Records –
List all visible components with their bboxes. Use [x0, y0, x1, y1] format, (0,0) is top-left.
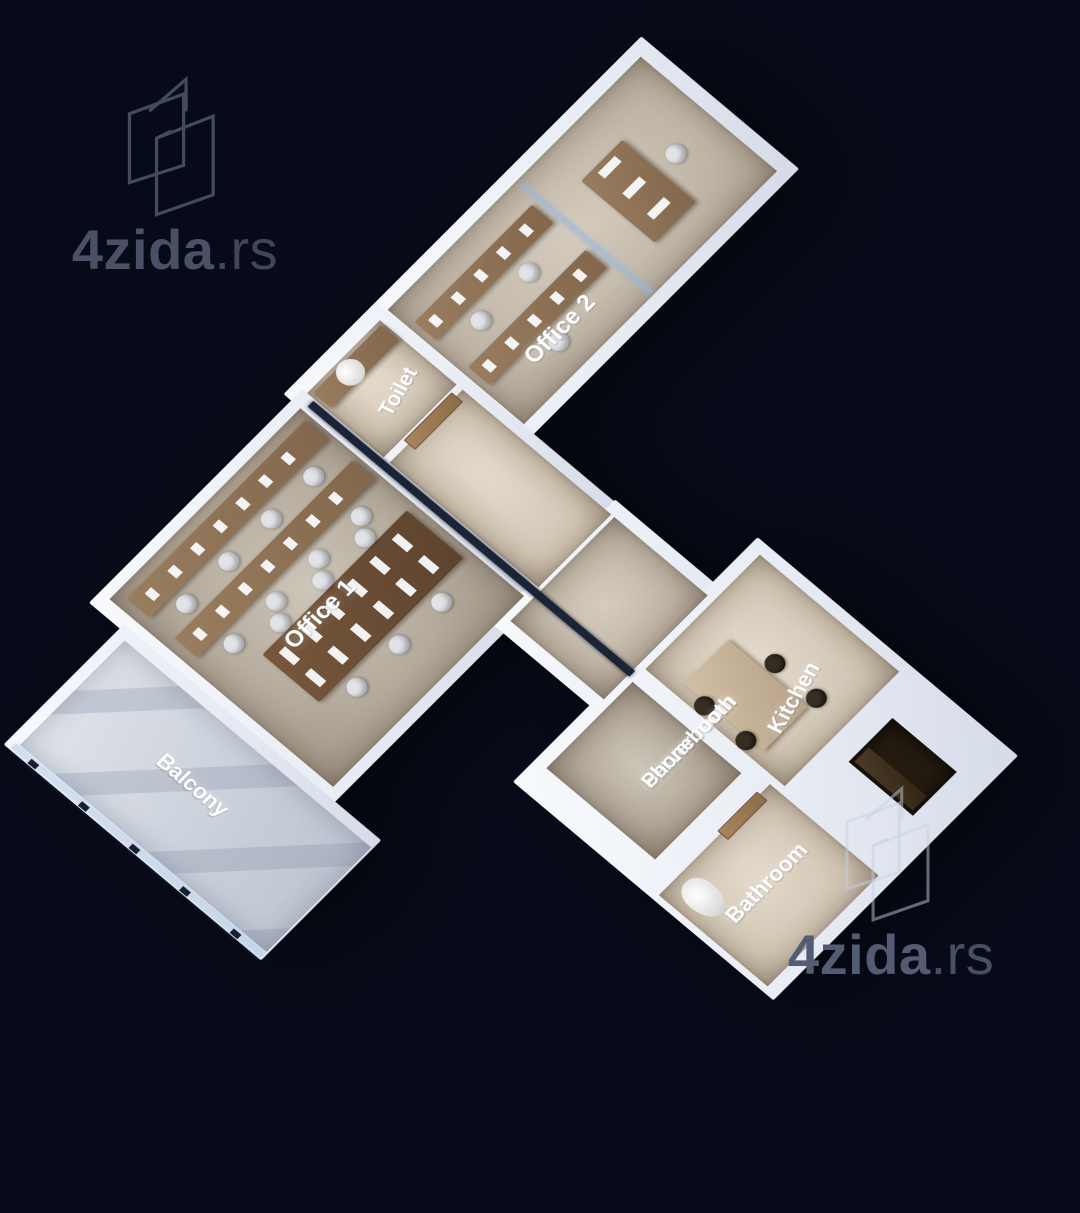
4zida-logo-icon	[791, 772, 991, 927]
watermark-top-left: 4zida.rs	[70, 62, 280, 278]
watermark-brand-text: 4zida	[72, 218, 215, 281]
watermark-tld-text: .rs	[931, 923, 995, 986]
4zida-logo-icon	[70, 62, 280, 222]
watermark-wordmark: 4zida.rs	[788, 927, 994, 983]
screenshot-canvas: { "background": "#070b19", "watermark": …	[0, 0, 1080, 1080]
watermark-wordmark: 4zida.rs	[72, 222, 278, 278]
watermark-tld-text: .rs	[214, 218, 278, 281]
watermark-brand-text: 4zida	[788, 923, 931, 986]
watermark-bottom-right: 4zida.rs	[788, 772, 994, 983]
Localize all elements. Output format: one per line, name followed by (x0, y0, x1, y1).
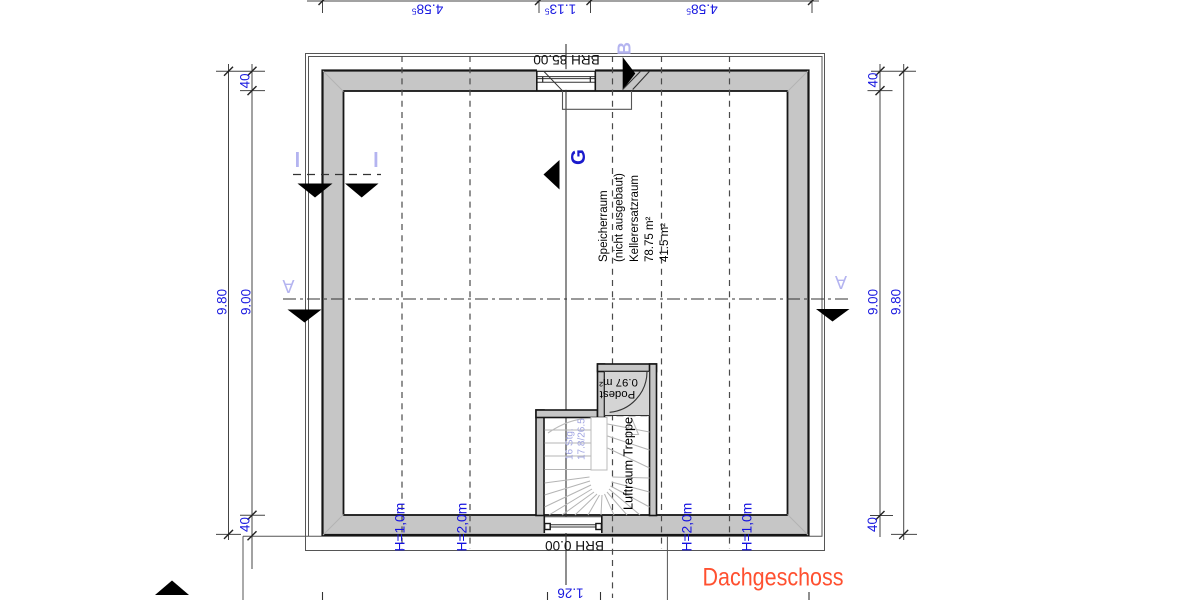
svg-text:H=2,0m: H=2,0m (680, 503, 695, 552)
svg-text:9.80: 9.80 (215, 289, 230, 315)
svg-text:17.8/26.5: 17.8/26.5 (577, 418, 588, 460)
svg-text:40: 40 (238, 517, 253, 532)
svg-text:G: G (567, 149, 590, 165)
svg-text:1.26: 1.26 (557, 586, 583, 600)
svg-text:Podest: Podest (599, 388, 635, 400)
svg-text:A: A (835, 272, 847, 292)
svg-text:H=2,0m: H=2,0m (455, 503, 470, 552)
svg-text:40: 40 (866, 73, 881, 88)
svg-text:Dachgeschoss: Dachgeschoss (703, 564, 844, 592)
svg-text:A: A (282, 276, 294, 296)
svg-text:BRH 85.00: BRH 85.00 (533, 52, 600, 67)
svg-text:Speicherraum: Speicherraum (598, 190, 610, 262)
svg-text:Kellerersatzraum: Kellerersatzraum (629, 175, 641, 262)
svg-text:41.5 m²: 41.5 m² (659, 223, 671, 262)
svg-text:16 Stg.: 16 Stg. (565, 428, 576, 460)
svg-text:H=1,0m: H=1,0m (393, 503, 408, 552)
svg-text:0.97 m²: 0.97 m² (599, 376, 638, 388)
svg-text:Luftraum Treppe: Luftraum Treppe (622, 417, 636, 510)
svg-text:(nicht ausgebaut): (nicht ausgebaut) (614, 173, 626, 262)
svg-text:40: 40 (238, 73, 253, 88)
svg-text:40: 40 (865, 517, 880, 532)
svg-text:H=1,0m: H=1,0m (740, 503, 755, 552)
svg-text:9.80: 9.80 (889, 289, 904, 315)
svg-text:BRH 0.00: BRH 0.00 (545, 538, 604, 553)
svg-text:B: B (615, 42, 635, 55)
svg-text:9.00: 9.00 (865, 289, 880, 315)
svg-text:9.00: 9.00 (239, 289, 254, 315)
svg-text:78.75 m²: 78.75 m² (644, 216, 656, 262)
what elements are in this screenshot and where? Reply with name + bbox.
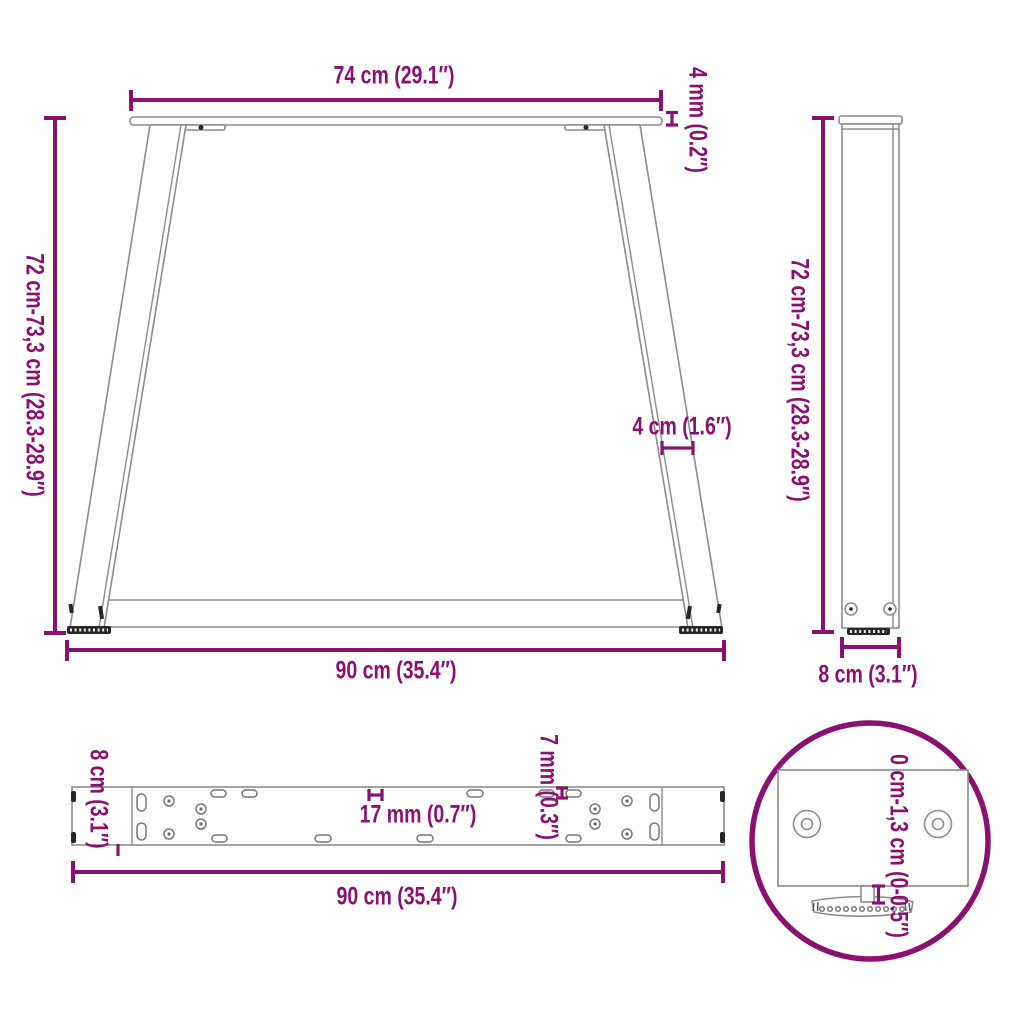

Description of the task – Swap "Localize" for "Find" and write out all the lines above again, with nothing else changed. Leave the pictures out.

Solution for this task –
List all visible components with their bboxes. Use [x0, y0, x1, y1] format, (0,0) is top-left.
4zida-logo-icon	[791, 772, 991, 927]
watermark-top-left: 4zida.rs	[70, 62, 280, 278]
watermark-brand-text: 4zida	[72, 218, 215, 281]
watermark-tld-text: .rs	[931, 923, 995, 986]
4zida-logo-icon	[70, 62, 280, 222]
watermark-wordmark: 4zida.rs	[788, 927, 994, 983]
screenshot-canvas: { "background": "#070b19", "watermark": …	[0, 0, 1080, 1080]
watermark-wordmark: 4zida.rs	[72, 222, 278, 278]
watermark-tld-text: .rs	[214, 218, 278, 281]
watermark-brand-text: 4zida	[788, 923, 931, 986]
watermark-bottom-right: 4zida.rs	[788, 772, 994, 983]
Find all elements. Output format: one per line, name followed by (x0, y0, x1, y1).
svg-text:H=2,0m: H=2,0m (680, 503, 695, 552)
svg-text:9.80: 9.80 (215, 289, 230, 315)
svg-text:17.8/26.5: 17.8/26.5 (577, 418, 588, 460)
svg-text:40: 40 (238, 517, 253, 532)
svg-text:G: G (567, 149, 590, 165)
svg-text:1.26: 1.26 (557, 586, 583, 600)
svg-text:Podest: Podest (599, 388, 635, 400)
svg-text:A: A (835, 272, 847, 292)
svg-text:H=2,0m: H=2,0m (455, 503, 470, 552)
svg-text:40: 40 (866, 73, 881, 88)
svg-text:Dachgeschoss: Dachgeschoss (703, 564, 844, 592)
svg-text:A: A (282, 276, 294, 296)
svg-text:BRH 85.00: BRH 85.00 (533, 52, 600, 67)
svg-text:Speicherraum: Speicherraum (598, 190, 610, 262)
svg-text:Kellerersatzraum: Kellerersatzraum (629, 175, 641, 262)
svg-text:41.5 m²: 41.5 m² (659, 223, 671, 262)
svg-text:16 Stg.: 16 Stg. (565, 428, 576, 460)
svg-text:H=1,0m: H=1,0m (393, 503, 408, 552)
svg-text:0.97 m²: 0.97 m² (599, 376, 638, 388)
svg-text:Luftraum Treppe: Luftraum Treppe (622, 417, 636, 510)
svg-text:(nicht ausgebaut): (nicht ausgebaut) (614, 173, 626, 262)
svg-text:40: 40 (238, 73, 253, 88)
svg-text:40: 40 (865, 517, 880, 532)
svg-text:H=1,0m: H=1,0m (740, 503, 755, 552)
svg-text:9.80: 9.80 (889, 289, 904, 315)
svg-text:BRH 0.00: BRH 0.00 (545, 538, 604, 553)
svg-text:B: B (615, 42, 635, 55)
svg-text:9.00: 9.00 (865, 289, 880, 315)
svg-text:9.00: 9.00 (239, 289, 254, 315)
svg-text:78.75 m²: 78.75 m² (644, 216, 656, 262)
what elements are in this screenshot and where? Reply with name + bbox.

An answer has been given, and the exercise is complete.